▼▼▼

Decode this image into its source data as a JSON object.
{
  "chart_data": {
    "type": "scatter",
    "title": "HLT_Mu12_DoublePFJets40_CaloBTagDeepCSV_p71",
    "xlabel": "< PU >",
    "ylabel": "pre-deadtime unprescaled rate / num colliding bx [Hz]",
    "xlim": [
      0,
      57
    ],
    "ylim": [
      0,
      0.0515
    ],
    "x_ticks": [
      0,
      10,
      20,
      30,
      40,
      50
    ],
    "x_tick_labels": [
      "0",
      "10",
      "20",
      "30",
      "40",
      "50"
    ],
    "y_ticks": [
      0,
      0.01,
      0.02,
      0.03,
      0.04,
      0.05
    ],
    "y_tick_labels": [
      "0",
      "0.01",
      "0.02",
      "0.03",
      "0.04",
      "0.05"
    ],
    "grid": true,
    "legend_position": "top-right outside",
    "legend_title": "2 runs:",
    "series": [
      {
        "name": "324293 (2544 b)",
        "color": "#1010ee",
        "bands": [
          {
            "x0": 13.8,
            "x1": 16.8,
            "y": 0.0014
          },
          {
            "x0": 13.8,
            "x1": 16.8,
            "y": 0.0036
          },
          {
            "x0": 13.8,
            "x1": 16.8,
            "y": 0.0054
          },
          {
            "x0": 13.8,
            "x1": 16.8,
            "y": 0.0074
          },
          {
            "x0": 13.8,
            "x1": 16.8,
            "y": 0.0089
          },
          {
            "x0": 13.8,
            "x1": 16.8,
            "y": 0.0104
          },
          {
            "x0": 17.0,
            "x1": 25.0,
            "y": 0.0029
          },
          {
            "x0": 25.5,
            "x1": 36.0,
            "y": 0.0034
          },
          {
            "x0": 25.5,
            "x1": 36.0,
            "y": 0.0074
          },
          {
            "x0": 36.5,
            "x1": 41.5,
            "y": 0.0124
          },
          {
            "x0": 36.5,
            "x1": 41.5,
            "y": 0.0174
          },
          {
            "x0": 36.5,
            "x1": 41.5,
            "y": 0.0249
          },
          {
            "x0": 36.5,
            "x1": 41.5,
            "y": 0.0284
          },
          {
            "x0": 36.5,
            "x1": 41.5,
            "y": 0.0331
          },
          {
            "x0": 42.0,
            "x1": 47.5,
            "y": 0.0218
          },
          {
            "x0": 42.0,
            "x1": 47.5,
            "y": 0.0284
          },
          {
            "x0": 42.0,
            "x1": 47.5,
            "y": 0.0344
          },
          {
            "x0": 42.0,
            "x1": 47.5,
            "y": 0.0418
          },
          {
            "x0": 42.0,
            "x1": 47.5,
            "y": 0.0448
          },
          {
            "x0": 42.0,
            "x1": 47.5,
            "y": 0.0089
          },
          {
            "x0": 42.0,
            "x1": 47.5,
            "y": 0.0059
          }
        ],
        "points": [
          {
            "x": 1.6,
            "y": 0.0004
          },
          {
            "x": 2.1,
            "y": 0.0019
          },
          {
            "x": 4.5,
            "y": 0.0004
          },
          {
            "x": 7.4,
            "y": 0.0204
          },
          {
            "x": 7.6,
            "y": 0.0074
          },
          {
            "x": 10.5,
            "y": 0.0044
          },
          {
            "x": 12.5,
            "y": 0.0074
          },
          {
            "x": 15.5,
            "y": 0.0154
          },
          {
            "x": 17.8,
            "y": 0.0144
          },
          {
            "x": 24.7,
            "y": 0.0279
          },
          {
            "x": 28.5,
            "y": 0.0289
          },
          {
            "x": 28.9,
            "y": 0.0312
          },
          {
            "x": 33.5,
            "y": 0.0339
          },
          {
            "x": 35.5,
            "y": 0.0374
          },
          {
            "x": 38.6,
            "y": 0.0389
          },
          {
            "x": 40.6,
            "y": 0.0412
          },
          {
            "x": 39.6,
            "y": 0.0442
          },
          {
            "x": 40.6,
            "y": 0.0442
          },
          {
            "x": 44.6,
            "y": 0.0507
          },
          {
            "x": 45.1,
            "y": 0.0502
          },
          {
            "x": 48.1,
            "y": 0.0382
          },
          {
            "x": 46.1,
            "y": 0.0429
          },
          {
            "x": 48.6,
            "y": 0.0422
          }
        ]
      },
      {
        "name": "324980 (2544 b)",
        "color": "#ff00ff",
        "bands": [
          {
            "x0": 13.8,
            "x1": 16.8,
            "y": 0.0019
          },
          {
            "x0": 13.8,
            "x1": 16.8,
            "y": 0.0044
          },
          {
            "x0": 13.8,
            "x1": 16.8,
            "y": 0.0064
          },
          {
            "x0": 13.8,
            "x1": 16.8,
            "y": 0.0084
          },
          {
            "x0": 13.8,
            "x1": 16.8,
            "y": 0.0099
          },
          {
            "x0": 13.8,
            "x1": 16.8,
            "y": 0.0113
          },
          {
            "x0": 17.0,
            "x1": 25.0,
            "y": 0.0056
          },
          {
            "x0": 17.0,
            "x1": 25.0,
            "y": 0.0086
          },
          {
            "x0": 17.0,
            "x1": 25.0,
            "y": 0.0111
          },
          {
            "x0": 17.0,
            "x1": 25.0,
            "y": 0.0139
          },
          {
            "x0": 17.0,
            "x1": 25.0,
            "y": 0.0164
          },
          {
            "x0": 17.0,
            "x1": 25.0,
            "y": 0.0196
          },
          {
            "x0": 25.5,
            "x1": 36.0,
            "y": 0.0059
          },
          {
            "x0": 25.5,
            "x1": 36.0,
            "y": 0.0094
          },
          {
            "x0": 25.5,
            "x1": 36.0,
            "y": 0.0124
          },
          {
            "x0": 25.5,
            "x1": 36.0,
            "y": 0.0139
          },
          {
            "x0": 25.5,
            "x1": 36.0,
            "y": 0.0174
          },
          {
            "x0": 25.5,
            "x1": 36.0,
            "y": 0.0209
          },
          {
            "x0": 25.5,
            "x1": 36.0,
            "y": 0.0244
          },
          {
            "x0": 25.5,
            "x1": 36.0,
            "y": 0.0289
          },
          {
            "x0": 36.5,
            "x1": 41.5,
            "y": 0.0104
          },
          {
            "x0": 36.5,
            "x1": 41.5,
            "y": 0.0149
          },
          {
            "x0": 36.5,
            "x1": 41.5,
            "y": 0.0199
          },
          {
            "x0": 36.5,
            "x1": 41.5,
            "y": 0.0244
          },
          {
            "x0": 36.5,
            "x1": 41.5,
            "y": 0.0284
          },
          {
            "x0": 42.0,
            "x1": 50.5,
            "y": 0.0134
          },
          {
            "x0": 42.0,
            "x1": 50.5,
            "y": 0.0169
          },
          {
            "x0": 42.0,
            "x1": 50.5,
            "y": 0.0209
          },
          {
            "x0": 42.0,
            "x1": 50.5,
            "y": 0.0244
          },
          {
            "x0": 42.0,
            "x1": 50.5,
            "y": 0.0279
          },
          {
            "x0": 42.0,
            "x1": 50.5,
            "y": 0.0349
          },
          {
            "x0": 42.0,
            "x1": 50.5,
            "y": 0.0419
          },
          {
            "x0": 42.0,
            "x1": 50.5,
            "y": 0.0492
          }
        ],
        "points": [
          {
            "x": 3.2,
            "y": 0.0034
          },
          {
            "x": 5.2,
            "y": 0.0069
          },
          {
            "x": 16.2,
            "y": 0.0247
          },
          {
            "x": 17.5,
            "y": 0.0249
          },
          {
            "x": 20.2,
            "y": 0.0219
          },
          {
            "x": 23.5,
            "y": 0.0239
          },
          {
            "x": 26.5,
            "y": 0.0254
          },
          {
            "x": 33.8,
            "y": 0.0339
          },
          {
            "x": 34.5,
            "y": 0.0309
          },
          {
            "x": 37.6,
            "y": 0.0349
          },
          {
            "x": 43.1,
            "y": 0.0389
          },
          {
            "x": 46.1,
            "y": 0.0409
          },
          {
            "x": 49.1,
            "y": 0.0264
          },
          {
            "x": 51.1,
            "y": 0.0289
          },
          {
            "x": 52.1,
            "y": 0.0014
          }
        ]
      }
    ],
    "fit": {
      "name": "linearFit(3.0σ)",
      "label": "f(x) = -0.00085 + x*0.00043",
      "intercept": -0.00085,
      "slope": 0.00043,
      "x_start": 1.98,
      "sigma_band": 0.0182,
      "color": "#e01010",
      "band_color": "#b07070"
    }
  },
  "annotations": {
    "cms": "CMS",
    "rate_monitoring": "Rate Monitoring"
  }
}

▲▲▲

> _Task requirements_: In the entries above, find every line holding the word "name" and copy it out.

> _Response for this exercise_:
        "name": "324293 (2544 b)",
        "name": "324980 (2544 b)",
      "name": "linearFit(3.0σ)",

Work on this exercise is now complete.